Data entries
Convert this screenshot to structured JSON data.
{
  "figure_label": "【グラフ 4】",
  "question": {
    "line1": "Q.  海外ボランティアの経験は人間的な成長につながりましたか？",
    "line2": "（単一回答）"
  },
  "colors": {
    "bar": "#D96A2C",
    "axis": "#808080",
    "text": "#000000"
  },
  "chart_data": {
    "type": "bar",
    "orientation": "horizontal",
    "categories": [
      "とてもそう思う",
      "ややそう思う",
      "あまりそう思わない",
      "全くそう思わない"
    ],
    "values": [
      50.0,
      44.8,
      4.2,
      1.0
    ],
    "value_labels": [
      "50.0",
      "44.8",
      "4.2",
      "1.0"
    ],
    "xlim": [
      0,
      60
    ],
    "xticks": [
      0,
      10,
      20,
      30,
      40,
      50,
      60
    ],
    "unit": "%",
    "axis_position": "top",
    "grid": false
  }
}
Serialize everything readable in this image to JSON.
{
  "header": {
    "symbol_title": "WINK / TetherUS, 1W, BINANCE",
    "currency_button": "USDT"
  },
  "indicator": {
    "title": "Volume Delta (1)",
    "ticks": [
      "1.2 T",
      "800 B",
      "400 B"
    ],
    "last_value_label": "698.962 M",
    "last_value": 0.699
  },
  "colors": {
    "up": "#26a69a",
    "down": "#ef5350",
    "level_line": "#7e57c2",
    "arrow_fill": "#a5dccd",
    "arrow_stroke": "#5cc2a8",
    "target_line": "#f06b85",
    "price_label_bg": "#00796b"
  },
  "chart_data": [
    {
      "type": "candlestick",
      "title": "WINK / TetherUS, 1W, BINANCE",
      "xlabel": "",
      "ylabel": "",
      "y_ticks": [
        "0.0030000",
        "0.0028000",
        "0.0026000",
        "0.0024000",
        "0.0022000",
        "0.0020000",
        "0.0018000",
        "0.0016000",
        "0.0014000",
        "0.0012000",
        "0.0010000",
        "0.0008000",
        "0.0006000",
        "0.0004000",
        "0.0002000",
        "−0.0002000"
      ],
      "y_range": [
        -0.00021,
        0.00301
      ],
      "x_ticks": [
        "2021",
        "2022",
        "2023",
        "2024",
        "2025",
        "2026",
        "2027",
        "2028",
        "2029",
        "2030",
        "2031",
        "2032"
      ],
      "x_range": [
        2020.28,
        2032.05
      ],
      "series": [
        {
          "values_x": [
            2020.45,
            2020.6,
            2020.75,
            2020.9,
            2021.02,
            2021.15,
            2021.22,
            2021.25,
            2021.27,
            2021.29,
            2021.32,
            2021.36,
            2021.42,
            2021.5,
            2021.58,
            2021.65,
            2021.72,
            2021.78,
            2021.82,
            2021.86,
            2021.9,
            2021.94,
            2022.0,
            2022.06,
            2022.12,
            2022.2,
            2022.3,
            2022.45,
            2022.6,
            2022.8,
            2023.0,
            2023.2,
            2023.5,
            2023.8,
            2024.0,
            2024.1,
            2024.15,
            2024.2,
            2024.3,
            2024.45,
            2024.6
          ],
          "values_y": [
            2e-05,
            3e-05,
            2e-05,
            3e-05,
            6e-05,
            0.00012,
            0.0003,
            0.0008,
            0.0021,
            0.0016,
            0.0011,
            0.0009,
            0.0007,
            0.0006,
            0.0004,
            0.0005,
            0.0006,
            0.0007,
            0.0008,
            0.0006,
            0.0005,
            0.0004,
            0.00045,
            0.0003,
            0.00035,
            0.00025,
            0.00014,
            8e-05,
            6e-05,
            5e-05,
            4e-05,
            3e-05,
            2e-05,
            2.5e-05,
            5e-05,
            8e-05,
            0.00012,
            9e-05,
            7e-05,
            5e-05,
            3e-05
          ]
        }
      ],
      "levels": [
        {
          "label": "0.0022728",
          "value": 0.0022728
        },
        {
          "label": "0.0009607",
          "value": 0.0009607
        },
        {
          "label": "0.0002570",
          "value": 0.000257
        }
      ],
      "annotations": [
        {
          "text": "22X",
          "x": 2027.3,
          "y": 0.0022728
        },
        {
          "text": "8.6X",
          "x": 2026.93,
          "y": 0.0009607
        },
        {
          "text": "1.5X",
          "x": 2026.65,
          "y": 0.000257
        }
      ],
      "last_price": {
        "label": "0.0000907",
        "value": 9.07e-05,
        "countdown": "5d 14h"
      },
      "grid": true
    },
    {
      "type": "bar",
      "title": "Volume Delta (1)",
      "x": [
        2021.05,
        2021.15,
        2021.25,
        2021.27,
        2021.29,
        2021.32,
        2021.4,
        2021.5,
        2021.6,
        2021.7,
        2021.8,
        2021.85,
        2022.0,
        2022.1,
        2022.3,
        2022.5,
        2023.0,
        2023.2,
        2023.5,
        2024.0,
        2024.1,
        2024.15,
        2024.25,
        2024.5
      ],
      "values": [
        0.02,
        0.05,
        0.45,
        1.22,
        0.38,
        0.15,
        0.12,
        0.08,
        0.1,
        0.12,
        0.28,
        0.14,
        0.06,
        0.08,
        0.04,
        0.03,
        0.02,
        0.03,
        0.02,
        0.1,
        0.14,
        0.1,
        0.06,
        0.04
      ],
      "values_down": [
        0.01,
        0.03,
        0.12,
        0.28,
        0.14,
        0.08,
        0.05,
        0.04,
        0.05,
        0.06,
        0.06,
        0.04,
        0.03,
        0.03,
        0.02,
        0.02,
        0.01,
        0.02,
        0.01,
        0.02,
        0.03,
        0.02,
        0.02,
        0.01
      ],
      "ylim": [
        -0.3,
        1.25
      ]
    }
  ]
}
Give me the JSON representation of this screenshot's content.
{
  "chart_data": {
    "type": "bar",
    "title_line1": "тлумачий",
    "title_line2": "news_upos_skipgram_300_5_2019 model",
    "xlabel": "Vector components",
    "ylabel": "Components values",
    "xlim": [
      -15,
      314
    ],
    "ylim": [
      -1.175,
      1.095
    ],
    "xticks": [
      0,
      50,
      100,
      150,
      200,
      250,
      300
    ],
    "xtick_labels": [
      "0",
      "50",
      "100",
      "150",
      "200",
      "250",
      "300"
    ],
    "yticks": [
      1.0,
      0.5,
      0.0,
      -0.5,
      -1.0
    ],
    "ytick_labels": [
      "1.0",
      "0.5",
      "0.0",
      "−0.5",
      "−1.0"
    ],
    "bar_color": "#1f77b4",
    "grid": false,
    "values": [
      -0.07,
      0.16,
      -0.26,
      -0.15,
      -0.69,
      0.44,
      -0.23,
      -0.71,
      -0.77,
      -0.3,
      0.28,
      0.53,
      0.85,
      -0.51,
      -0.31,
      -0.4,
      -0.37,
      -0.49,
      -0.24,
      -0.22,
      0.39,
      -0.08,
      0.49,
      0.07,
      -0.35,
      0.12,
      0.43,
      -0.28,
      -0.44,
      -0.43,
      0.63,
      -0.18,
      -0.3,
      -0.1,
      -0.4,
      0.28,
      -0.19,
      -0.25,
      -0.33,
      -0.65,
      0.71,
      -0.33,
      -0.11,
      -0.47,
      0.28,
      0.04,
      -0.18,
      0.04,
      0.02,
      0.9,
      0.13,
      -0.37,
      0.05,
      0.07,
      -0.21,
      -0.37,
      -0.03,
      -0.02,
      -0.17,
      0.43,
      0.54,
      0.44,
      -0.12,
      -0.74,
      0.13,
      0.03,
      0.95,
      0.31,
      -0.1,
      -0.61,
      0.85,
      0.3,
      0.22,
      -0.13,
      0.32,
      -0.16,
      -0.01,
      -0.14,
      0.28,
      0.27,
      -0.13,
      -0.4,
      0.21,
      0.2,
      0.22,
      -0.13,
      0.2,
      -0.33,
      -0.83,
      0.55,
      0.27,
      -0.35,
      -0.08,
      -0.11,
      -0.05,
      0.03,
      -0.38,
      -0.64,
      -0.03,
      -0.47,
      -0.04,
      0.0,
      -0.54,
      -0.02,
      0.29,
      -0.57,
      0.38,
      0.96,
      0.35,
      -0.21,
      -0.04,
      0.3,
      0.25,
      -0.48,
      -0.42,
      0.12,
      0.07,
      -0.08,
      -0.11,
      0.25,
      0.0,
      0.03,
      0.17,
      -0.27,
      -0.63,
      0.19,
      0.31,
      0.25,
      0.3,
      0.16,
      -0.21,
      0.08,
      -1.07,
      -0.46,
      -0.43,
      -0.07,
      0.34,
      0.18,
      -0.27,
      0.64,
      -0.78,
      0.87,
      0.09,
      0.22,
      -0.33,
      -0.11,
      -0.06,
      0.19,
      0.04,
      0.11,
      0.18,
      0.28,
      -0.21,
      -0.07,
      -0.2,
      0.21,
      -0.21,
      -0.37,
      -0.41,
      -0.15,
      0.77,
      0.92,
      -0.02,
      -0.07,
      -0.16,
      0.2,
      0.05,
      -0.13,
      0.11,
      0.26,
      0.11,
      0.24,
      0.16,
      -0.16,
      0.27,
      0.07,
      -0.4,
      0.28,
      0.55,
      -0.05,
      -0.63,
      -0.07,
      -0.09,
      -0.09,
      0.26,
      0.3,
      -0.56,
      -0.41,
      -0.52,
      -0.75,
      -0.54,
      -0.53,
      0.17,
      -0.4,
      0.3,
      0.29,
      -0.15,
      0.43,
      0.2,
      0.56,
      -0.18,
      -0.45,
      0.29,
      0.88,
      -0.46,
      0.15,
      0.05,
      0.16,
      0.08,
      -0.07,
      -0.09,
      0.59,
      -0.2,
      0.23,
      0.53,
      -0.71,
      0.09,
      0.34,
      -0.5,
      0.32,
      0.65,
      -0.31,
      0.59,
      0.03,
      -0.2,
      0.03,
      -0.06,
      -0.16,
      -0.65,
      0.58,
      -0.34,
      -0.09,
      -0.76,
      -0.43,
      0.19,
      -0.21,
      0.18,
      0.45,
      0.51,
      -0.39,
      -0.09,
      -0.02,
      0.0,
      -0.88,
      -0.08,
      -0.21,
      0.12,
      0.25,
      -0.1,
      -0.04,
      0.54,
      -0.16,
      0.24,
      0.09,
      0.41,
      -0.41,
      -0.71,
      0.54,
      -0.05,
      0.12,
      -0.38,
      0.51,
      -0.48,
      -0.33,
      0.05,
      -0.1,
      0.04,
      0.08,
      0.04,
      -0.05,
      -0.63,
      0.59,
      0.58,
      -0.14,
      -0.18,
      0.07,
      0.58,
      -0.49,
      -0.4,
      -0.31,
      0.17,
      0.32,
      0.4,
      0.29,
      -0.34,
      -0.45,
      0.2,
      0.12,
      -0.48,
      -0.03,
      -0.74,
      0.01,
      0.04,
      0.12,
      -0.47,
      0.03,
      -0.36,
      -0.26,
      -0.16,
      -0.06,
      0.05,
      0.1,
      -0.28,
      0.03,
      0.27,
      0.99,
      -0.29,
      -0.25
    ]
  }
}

EXERCISE AIM
Read through the entries and copy every line that includes "Delta".

SOLUTION FOR THIS TASK
    "title": "Volume Delta (1)",
      "title": "Volume Delta (1)",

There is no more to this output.